- [GOAL OF THE EXERCISE]: Go through the records and give each one again exactly.

******

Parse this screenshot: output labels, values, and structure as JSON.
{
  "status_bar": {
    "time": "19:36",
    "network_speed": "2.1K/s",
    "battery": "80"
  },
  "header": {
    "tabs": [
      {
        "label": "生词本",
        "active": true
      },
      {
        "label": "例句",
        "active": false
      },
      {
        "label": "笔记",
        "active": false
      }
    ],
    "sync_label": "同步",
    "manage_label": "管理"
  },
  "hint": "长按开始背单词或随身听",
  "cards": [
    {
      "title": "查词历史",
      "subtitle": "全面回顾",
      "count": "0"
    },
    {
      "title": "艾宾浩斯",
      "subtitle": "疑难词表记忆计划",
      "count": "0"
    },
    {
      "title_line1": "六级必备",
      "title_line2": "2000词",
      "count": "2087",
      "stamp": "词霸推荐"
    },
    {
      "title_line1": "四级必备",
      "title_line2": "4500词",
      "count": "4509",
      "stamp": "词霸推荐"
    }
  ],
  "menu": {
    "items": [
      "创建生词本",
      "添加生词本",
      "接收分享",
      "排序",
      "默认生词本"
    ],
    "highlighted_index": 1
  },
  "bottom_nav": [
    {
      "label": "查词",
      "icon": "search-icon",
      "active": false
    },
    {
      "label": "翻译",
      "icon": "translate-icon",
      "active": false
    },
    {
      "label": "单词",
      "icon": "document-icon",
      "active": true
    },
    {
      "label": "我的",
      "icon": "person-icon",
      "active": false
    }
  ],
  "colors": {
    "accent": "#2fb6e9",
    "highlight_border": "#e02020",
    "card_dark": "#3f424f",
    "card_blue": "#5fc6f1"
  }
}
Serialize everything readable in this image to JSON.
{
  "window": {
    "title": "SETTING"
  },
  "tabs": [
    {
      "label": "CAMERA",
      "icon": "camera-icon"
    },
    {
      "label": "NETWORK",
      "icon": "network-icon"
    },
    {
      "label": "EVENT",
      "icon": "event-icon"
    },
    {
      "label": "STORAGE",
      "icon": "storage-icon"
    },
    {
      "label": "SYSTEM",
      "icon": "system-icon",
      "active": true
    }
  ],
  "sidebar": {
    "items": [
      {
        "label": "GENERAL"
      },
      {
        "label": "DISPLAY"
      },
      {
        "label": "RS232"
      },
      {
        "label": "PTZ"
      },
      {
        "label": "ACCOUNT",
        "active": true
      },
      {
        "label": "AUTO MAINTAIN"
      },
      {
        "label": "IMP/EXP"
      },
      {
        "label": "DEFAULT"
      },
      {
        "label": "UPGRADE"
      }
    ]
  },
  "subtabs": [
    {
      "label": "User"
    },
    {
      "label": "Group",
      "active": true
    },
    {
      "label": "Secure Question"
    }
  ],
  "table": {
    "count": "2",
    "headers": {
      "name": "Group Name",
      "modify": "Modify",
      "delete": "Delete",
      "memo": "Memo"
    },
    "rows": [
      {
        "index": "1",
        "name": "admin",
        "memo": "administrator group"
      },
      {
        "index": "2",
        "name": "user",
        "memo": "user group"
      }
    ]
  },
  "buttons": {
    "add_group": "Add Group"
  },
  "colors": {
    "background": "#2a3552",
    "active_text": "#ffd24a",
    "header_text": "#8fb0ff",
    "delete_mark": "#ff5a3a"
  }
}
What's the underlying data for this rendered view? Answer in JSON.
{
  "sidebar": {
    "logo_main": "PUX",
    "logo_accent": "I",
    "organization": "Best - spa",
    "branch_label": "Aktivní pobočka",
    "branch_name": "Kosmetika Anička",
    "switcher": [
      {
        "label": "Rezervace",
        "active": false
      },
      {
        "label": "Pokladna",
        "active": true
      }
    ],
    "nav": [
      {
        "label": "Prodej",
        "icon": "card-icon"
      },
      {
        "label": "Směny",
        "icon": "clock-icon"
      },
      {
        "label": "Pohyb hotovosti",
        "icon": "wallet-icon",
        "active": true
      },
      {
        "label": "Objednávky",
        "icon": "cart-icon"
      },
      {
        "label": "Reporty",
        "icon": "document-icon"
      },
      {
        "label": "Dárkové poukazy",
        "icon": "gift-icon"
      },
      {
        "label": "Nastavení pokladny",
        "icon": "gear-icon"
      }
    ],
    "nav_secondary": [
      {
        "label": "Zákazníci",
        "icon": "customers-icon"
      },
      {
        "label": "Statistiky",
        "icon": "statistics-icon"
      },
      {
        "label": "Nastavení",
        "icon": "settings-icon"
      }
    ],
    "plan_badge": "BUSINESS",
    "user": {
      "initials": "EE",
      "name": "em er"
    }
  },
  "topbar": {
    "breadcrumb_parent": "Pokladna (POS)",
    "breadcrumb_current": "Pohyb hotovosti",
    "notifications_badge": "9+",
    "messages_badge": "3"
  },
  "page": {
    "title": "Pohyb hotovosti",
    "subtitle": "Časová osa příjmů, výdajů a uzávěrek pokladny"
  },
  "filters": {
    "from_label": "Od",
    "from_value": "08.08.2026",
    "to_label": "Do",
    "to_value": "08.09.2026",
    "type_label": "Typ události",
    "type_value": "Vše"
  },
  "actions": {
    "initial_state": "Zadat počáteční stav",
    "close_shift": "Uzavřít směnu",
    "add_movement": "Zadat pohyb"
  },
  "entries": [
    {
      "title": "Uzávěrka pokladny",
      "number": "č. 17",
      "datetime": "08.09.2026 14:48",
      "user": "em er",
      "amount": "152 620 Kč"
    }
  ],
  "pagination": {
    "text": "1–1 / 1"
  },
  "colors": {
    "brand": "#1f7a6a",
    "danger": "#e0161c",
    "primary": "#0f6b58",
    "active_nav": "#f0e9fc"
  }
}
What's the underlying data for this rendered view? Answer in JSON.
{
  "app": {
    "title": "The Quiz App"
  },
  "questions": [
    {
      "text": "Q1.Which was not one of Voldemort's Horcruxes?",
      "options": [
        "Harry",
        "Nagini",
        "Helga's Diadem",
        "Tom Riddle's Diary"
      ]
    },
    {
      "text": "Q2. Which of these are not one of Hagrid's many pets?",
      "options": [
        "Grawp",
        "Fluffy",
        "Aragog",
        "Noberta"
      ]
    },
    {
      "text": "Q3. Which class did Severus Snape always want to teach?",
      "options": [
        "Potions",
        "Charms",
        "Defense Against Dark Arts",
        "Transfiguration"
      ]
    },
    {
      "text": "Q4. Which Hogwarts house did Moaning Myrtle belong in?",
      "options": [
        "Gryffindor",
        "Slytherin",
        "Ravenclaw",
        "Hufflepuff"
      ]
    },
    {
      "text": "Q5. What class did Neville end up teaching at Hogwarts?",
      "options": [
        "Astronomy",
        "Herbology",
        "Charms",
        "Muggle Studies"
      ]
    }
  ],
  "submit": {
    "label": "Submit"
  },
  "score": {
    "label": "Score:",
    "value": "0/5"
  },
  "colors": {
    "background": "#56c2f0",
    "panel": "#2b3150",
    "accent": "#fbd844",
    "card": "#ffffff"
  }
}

******

- [COMPLETED EXERCISE]:
Parse this screenshot: output labels, values, and structure as JSON.
{
  "status_bar": {
    "time": "19:36",
    "network_speed": "2.1K/s",
    "battery": "80"
  },
  "header": {
    "tabs": [
      {
        "label": "生词本",
        "active": true
      },
      {
        "label": "例句",
        "active": false
      },
      {
        "label": "笔记",
        "active": false
      }
    ],
    "sync_label": "同步",
    "manage_label": "管理"
  },
  "hint": "长按开始背单词或随身听",
  "cards": [
    {
      "title": "查词历史",
      "subtitle": "全面回顾",
      "count": "0"
    },
    {
      "title": "艾宾浩斯",
      "subtitle": "疑难词表记忆计划",
      "count": "0"
    },
    {
      "title_line1": "六级必备",
      "title_line2": "2000词",
      "count": "2087",
      "stamp": "词霸推荐"
    },
    {
      "title_line1": "四级必备",
      "title_line2": "4500词",
      "count": "4509",
      "stamp": "词霸推荐"
    }
  ],
  "menu": {
    "items": [
      "创建生词本",
      "添加生词本",
      "接收分享",
      "排序",
      "默认生词本"
    ],
    "highlighted_index": 1
  },
  "bottom_nav": [
    {
      "label": "查词",
      "icon": "search-icon",
      "active": false
    },
    {
      "label": "翻译",
      "icon": "translate-icon",
      "active": false
    },
    {
      "label": "单词",
      "icon": "document-icon",
      "active": true
    },
    {
      "label": "我的",
      "icon": "person-icon",
      "active": false
    }
  ],
  "colors": {
    "accent": "#2fb6e9",
    "highlight_border": "#e02020",
    "card_dark": "#3f424f",
    "card_blue": "#5fc6f1"
  }
}
Serialize everything readable in this image to JSON.
{
  "window": {
    "title": "SETTING"
  },
  "tabs": [
    {
      "label": "CAMERA",
      "icon": "camera-icon"
    },
    {
      "label": "NETWORK",
      "icon": "network-icon"
    },
    {
      "label": "EVENT",
      "icon": "event-icon"
    },
    {
      "label": "STORAGE",
      "icon": "storage-icon"
    },
    {
      "label": "SYSTEM",
      "icon": "system-icon",
      "active": true
    }
  ],
  "sidebar": {
    "items": [
      {
        "label": "GENERAL"
      },
      {
        "label": "DISPLAY"
      },
      {
        "label": "RS232"
      },
      {
        "label": "PTZ"
      },
      {
        "label": "ACCOUNT",
        "active": true
      },
      {
        "label": "AUTO MAINTAIN"
      },
      {
        "label": "IMP/EXP"
      },
      {
        "label": "DEFAULT"
      },
      {
        "label": "UPGRADE"
      }
    ]
  },
  "subtabs": [
    {
      "label": "User"
    },
    {
      "label": "Group",
      "active": true
    },
    {
      "label": "Secure Question"
    }
  ],
  "table": {
    "count": "2",
    "headers": {
      "name": "Group Name",
      "modify": "Modify",
      "delete": "Delete",
      "memo": "Memo"
    },
    "rows": [
      {
        "index": "1",
        "name": "admin",
        "memo": "administrator group"
      },
      {
        "index": "2",
        "name": "user",
        "memo": "user group"
      }
    ]
  },
  "buttons": {
    "add_group": "Add Group"
  },
  "colors": {
    "background": "#2a3552",
    "active_text": "#ffd24a",
    "header_text": "#8fb0ff",
    "delete_mark": "#ff5a3a"
  }
}
What's the underlying data for this rendered view? Answer in JSON.
{
  "sidebar": {
    "logo_main": "PUX",
    "logo_accent": "I",
    "organization": "Best - spa",
    "branch_label": "Aktivní pobočka",
    "branch_name": "Kosmetika Anička",
    "switcher": [
      {
        "label": "Rezervace",
        "active": false
      },
      {
        "label": "Pokladna",
        "active": true
      }
    ],
    "nav": [
      {
        "label": "Prodej",
        "icon": "card-icon"
      },
      {
        "label": "Směny",
        "icon": "clock-icon"
      },
      {
        "label": "Pohyb hotovosti",
        "icon": "wallet-icon",
        "active": true
      },
      {
        "label": "Objednávky",
        "icon": "cart-icon"
      },
      {
        "label": "Reporty",
        "icon": "document-icon"
      },
      {
        "label": "Dárkové poukazy",
        "icon": "gift-icon"
      },
      {
        "label": "Nastavení pokladny",
        "icon": "gear-icon"
      }
    ],
    "nav_secondary": [
      {
        "label": "Zákazníci",
        "icon": "customers-icon"
      },
      {
        "label": "Statistiky",
        "icon": "statistics-icon"
      },
      {
        "label": "Nastavení",
        "icon": "settings-icon"
      }
    ],
    "plan_badge": "BUSINESS",
    "user": {
      "initials": "EE",
      "name": "em er"
    }
  },
  "topbar": {
    "breadcrumb_parent": "Pokladna (POS)",
    "breadcrumb_current": "Pohyb hotovosti",
    "notifications_badge": "9+",
    "messages_badge": "3"
  },
  "page": {
    "title": "Pohyb hotovosti",
    "subtitle": "Časová osa příjmů, výdajů a uzávěrek pokladny"
  },
  "filters": {
    "from_label": "Od",
    "from_value": "08.08.2026",
    "to_label": "Do",
    "to_value": "08.09.2026",
    "type_label": "Typ události",
    "type_value": "Vše"
  },
  "actions": {
    "initial_state": "Zadat počáteční stav",
    "close_shift": "Uzavřít směnu",
    "add_movement": "Zadat pohyb"
  },
  "entries": [
    {
      "title": "Uzávěrka pokladny",
      "number": "č. 17",
      "datetime": "08.09.2026 14:48",
      "user": "em er",
      "amount": "152 620 Kč"
    }
  ],
  "pagination": {
    "text": "1–1 / 1"
  },
  "colors": {
    "brand": "#1f7a6a",
    "danger": "#e0161c",
    "primary": "#0f6b58",
    "active_nav": "#f0e9fc"
  }
}
What's the underlying data for this rendered view? Answer in JSON.
{
  "app": {
    "title": "The Quiz App"
  },
  "questions": [
    {
      "text": "Q1.Which was not one of Voldemort's Horcruxes?",
      "options": [
        "Harry",
        "Nagini",
        "Helga's Diadem",
        "Tom Riddle's Diary"
      ]
    },
    {
      "text": "Q2. Which of these are not one of Hagrid's many pets?",
      "options": [
        "Grawp",
        "Fluffy",
        "Aragog",
        "Noberta"
      ]
    },
    {
      "text": "Q3. Which class did Severus Snape always want to teach?",
      "options": [
        "Potions",
        "Charms",
        "Defense Against Dark Arts",
        "Transfiguration"
      ]
    },
    {
      "text": "Q4. Which Hogwarts house did Moaning Myrtle belong in?",
      "options": [
        "Gryffindor",
        "Slytherin",
        "Ravenclaw",
        "Hufflepuff"
      ]
    },
    {
      "text": "Q5. What class did Neville end up teaching at Hogwarts?",
      "options": [
        "Astronomy",
        "Herbology",
        "Charms",
        "Muggle Studies"
      ]
    }
  ],
  "submit": {
    "label": "Submit"
  },
  "score": {
    "label": "Score:",
    "value": "0/5"
  },
  "colors": {
    "background": "#56c2f0",
    "panel": "#2b3150",
    "accent": "#fbd844",
    "card": "#ffffff"
  }
}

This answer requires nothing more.